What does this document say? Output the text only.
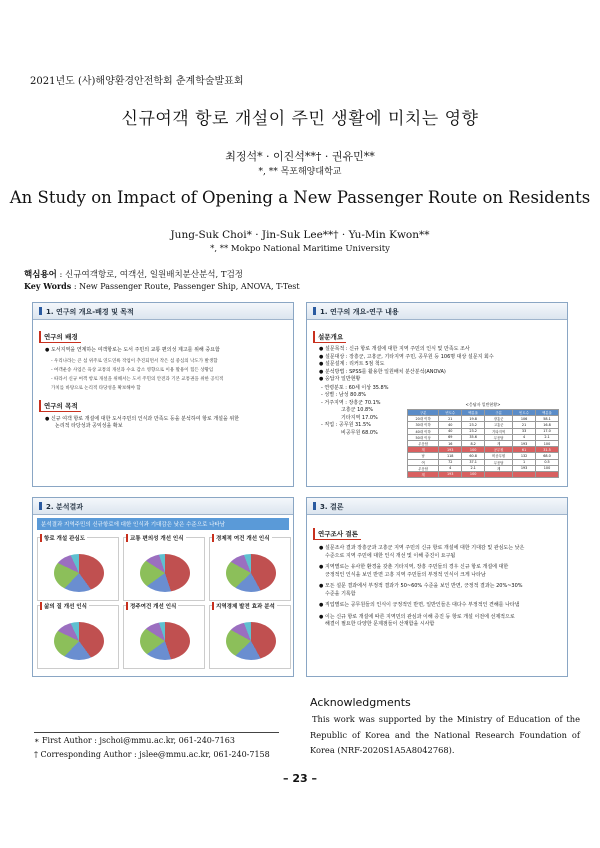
2021년도 (사)해양환경안전학회 춘계학술발표회
신규여객 항로 개설이 주민 생활에 미치는 영향
최정석* · 이진석**† · 권유민**
*, ** 목포해양대학교
An Study on Impact of Opening a New Passenger Route on Residents
Jung-Suk Choi* · Jin-Suk Lee**† · Yu-Min Kwon**
*, ** Mokpo National Maritime University
핵심용어 : 신규여객항로, 여객선, 일원배치분산분석, T검정
Key Words : New Passenger Route, Passenger Ship, ANOVA, T-Test
1. 연구의 개요-배경 및 목적
연구의 배경
● 도서지역을 연계하는 여객항로는 도서 주민의 교통 편의성 제고를 위해 중요함
- 우리나라는 큰 섬 위주로 연도연륙 작업이 추진되면서 작은 섬 중심의 낙도가 발생함
- 여객운송 사업은 육상 교통의 개선과 수요 감소 영향으로 이용 활용이 힘든 상황임
- 따라서 신규 여객 항로 개설을 위해서는 도서 주민의 안전과 기본 교통권을 위한 공익적
가치를 바탕으로 논리적 타당성을 확보해야 함
연구의 목적
● 신규 여객 항로 개설에 대한 도서주민의 인식과 만족도 등을 분석하여 항로 개설을 위한
논리적 타당성과 공익성을 확보
1. 연구의 개요-연구 내용
설문개요
● 설문목적 : 신규 항로 개설에 대한 지역 주민의 인식 및 만족도 조사
● 설문대상 : 장흥군, 고흥군, 기타지역 주민, 공무원 등 106명 대상 설문지 회수
● 설문설계 : 리커트 5점 척도
● 분석방법 : SPSS를 활용한 일원배치 분산분석(ANOVA)
● 응답자 일반현황
- 연령분포 : 60세 이상 35.8%
- 성별 : 남성 80.8%
- 거주지역 : 장흥군 70.1%
고흥군 10.8%
기타지역 17.0%
- 직업 : 공무원 31.5%
비공무원 68.0%
<응답자 일반현황>
구분	빈도수	백분율	구분	빈도수	백분율
20대 이하	21	19.8	장흥군	106	58.1
30대 이하	40	23.2	고흥군	21	16.8
40대 이하	40	23.2	기타지역	33	17.0
50대 이상	69	35.6	무응답	4	2.1
무응답	16	8.2	계	193	100
계	193	100	공무원	61	31.5
남	118	60.8	비공무원	132	68.0
여	72	37.1	무응답	1	0.5
무응답	4	2.1	계	193	100
계	193	100			
2. 분석결과
분석결과 지역주민의 신규항로에 대한 인식과 기대감은 낮은 수준으로 나타남
항로 개설 관심도	교통 편의성 개선 인식	경제적 여건 개선 인식
삶의 질 개선 인식	정주여건 개선 인식	지역경제 발전 효과 분석
3. 결론
연구조사 결론
● 설문조사 결과 장흥군과 고흥군 지역 주민의 신규 항로 개설에 대한 기대감 및 관심도는 낮은
수준으로 지역 주민에 대한 인식 개선 및 이해 증진이 요구됨
● 지역별로는 유사한 환경을 갖춘 기타지역, 장흥 주민들의 경우 신규 항로 개설에 대한
긍정적인 인식을 보인 반면 고흥 지역 주민들의 부정적 인식이 크게 나타남
● 모든 설문 결과에서 부정적 결과가 50~60% 수준을 보인 반면, 긍정적 결과는 20%~30%
수준을 기록함
● 직업별로는 공무원들의 인식이 긍정적인 반면, 일반인들은 대다수 부정적인 견해를 나타냄
● 이는 신규 항로 개설에 따른 지역민의 관심과 이해 증진 등 항로 개설 이전에 선제적으로
해결이 필요한 다양한 문제점들이 산재함을 시사함
Acknowledgments
This work was supported by the Ministry of Education of the Republic of Korea and the National Research Foundation of Korea (NRF-2020S1A5A8042768).
∗ First Author : jschoi@mmu.ac.kr, 061-240-7163
† Corresponding Author : jslee@mmu.ac.kr, 061-240-7158
– 23 –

*-*-*

PROBLEM TO SOLVE: Copy the records above exactly, leaving out every picture.

OUTPUT OF THE TASK:
What does this document say? Output the text only.
2021년도 (사)해양환경안전학회 춘계학술발표회
신규여객 항로 개설이 주민 생활에 미치는 영향
최정석* · 이진석**† · 권유민**
*, ** 목포해양대학교
An Study on Impact of Opening a New Passenger Route on Residents
Jung-Suk Choi* · Jin-Suk Lee**† · Yu-Min Kwon**
*, ** Mokpo National Maritime University
핵심용어 : 신규여객항로, 여객선, 일원배치분산분석, T검정
Key Words : New Passenger Route, Passenger Ship, ANOVA, T-Test
1. 연구의 개요-배경 및 목적
연구의 배경
● 도서지역을 연계하는 여객항로는 도서 주민의 교통 편의성 제고를 위해 중요함
- 우리나라는 큰 섬 위주로 연도연륙 작업이 추진되면서 작은 섬 중심의 낙도가 발생함
- 여객운송 사업은 육상 교통의 개선과 수요 감소 영향으로 이용 활용이 힘든 상황임
- 따라서 신규 여객 항로 개설을 위해서는 도서 주민의 안전과 기본 교통권을 위한 공익적
가치를 바탕으로 논리적 타당성을 확보해야 함
연구의 목적
● 신규 여객 항로 개설에 대한 도서주민의 인식과 만족도 등을 분석하여 항로 개설을 위한
논리적 타당성과 공익성을 확보
1. 연구의 개요-연구 내용
설문개요
● 설문목적 : 신규 항로 개설에 대한 지역 주민의 인식 및 만족도 조사
● 설문대상 : 장흥군, 고흥군, 기타지역 주민, 공무원 등 106명 대상 설문지 회수
● 설문설계 : 리커트 5점 척도
● 분석방법 : SPSS를 활용한 일원배치 분산분석(ANOVA)
● 응답자 일반현황
- 연령분포 : 60세 이상 35.8%
- 성별 : 남성 80.8%
- 거주지역 : 장흥군 70.1%
고흥군 10.8%
기타지역 17.0%
- 직업 : 공무원 31.5%
비공무원 68.0%
<응답자 일반현황>
구분	빈도수	백분율	구분	빈도수	백분율
20대 이하	21	19.8	장흥군	106	58.1
30대 이하	40	23.2	고흥군	21	16.8
40대 이하	40	23.2	기타지역	33	17.0
50대 이상	69	35.6	무응답	4	2.1
무응답	16	8.2	계	193	100
계	193	100	공무원	61	31.5
남	118	60.8	비공무원	132	68.0
여	72	37.1	무응답	1	0.5
무응답	4	2.1	계	193	100
계	193	100			
2. 분석결과
분석결과 지역주민의 신규항로에 대한 인식과 기대감은 낮은 수준으로 나타남
항로 개설 관심도	교통 편의성 개선 인식	경제적 여건 개선 인식
삶의 질 개선 인식	정주여건 개선 인식	지역경제 발전 효과 분석
3. 결론
연구조사 결론
● 설문조사 결과 장흥군과 고흥군 지역 주민의 신규 항로 개설에 대한 기대감 및 관심도는 낮은
수준으로 지역 주민에 대한 인식 개선 및 이해 증진이 요구됨
● 지역별로는 유사한 환경을 갖춘 기타지역, 장흥 주민들의 경우 신규 항로 개설에 대한
긍정적인 인식을 보인 반면 고흥 지역 주민들의 부정적 인식이 크게 나타남
● 모든 설문 결과에서 부정적 결과가 50~60% 수준을 보인 반면, 긍정적 결과는 20%~30%
수준을 기록함
● 직업별로는 공무원들의 인식이 긍정적인 반면, 일반인들은 대다수 부정적인 견해를 나타냄
● 이는 신규 항로 개설에 따른 지역민의 관심과 이해 증진 등 항로 개설 이전에 선제적으로
해결이 필요한 다양한 문제점들이 산재함을 시사함
Acknowledgments
This work was supported by the Ministry of Education of the Republic of Korea and the National Research Foundation of Korea (NRF-2020S1A5A8042768).
∗ First Author : jschoi@mmu.ac.kr, 061-240-7163
† Corresponding Author : jslee@mmu.ac.kr, 061-240-7158
– 23 –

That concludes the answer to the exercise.